[Stored data entries]
┌──
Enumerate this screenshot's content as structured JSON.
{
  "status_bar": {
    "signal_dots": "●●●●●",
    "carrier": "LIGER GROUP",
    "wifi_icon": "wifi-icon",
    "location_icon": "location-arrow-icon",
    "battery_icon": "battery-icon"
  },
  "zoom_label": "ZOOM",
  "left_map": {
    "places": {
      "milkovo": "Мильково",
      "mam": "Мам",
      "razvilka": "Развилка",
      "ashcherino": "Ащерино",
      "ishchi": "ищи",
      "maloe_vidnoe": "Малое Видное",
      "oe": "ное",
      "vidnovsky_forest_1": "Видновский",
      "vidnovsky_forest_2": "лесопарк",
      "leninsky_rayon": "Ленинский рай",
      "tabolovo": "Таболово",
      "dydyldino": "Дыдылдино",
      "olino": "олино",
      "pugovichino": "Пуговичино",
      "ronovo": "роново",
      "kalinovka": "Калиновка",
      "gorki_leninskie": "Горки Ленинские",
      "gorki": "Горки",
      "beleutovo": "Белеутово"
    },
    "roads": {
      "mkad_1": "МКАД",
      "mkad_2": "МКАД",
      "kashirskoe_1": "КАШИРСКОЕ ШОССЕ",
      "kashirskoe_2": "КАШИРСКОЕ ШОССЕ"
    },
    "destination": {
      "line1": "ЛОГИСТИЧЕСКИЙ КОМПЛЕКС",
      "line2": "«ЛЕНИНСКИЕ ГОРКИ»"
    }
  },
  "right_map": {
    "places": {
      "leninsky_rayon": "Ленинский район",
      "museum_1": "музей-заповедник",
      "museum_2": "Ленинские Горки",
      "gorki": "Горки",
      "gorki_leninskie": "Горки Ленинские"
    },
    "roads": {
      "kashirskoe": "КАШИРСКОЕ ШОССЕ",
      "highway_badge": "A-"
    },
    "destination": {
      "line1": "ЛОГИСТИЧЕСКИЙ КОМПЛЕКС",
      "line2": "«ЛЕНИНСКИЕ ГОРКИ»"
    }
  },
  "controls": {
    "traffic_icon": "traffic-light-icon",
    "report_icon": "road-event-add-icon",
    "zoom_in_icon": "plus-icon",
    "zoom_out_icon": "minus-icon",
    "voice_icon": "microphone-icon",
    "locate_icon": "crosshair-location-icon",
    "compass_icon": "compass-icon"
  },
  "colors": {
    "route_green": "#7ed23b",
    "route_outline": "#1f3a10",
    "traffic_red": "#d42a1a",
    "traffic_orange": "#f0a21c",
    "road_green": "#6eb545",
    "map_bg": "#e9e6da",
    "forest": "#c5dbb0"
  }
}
└──
> **WORK TO BE COMPLETED**
Transcribe all of the lines in the records precisely.

> **THE REPLY**
Enumerate this screenshot's content as structured JSON.
{
  "status_bar": {
    "signal_dots": "●●●●●",
    "carrier": "LIGER GROUP",
    "wifi_icon": "wifi-icon",
    "location_icon": "location-arrow-icon",
    "battery_icon": "battery-icon"
  },
  "zoom_label": "ZOOM",
  "left_map": {
    "places": {
      "milkovo": "Мильково",
      "mam": "Мам",
      "razvilka": "Развилка",
      "ashcherino": "Ащерино",
      "ishchi": "ищи",
      "maloe_vidnoe": "Малое Видное",
      "oe": "ное",
      "vidnovsky_forest_1": "Видновский",
      "vidnovsky_forest_2": "лесопарк",
      "leninsky_rayon": "Ленинский рай",
      "tabolovo": "Таболово",
      "dydyldino": "Дыдылдино",
      "olino": "олино",
      "pugovichino": "Пуговичино",
      "ronovo": "роново",
      "kalinovka": "Калиновка",
      "gorki_leninskie": "Горки Ленинские",
      "gorki": "Горки",
      "beleutovo": "Белеутово"
    },
    "roads": {
      "mkad_1": "МКАД",
      "mkad_2": "МКАД",
      "kashirskoe_1": "КАШИРСКОЕ ШОССЕ",
      "kashirskoe_2": "КАШИРСКОЕ ШОССЕ"
    },
    "destination": {
      "line1": "ЛОГИСТИЧЕСКИЙ КОМПЛЕКС",
      "line2": "«ЛЕНИНСКИЕ ГОРКИ»"
    }
  },
  "right_map": {
    "places": {
      "leninsky_rayon": "Ленинский район",
      "museum_1": "музей-заповедник",
      "museum_2": "Ленинские Горки",
      "gorki": "Горки",
      "gorki_leninskie": "Горки Ленинские"
    },
    "roads": {
      "kashirskoe": "КАШИРСКОЕ ШОССЕ",
      "highway_badge": "A-"
    },
    "destination": {
      "line1": "ЛОГИСТИЧЕСКИЙ КОМПЛЕКС",
      "line2": "«ЛЕНИНСКИЕ ГОРКИ»"
    }
  },
  "controls": {
    "traffic_icon": "traffic-light-icon",
    "report_icon": "road-event-add-icon",
    "zoom_in_icon": "plus-icon",
    "zoom_out_icon": "minus-icon",
    "voice_icon": "microphone-icon",
    "locate_icon": "crosshair-location-icon",
    "compass_icon": "compass-icon"
  },
  "colors": {
    "route_green": "#7ed23b",
    "route_outline": "#1f3a10",
    "traffic_red": "#d42a1a",
    "traffic_orange": "#f0a21c",
    "road_green": "#6eb545",
    "map_bg": "#e9e6da",
    "forest": "#c5dbb0"
  }
}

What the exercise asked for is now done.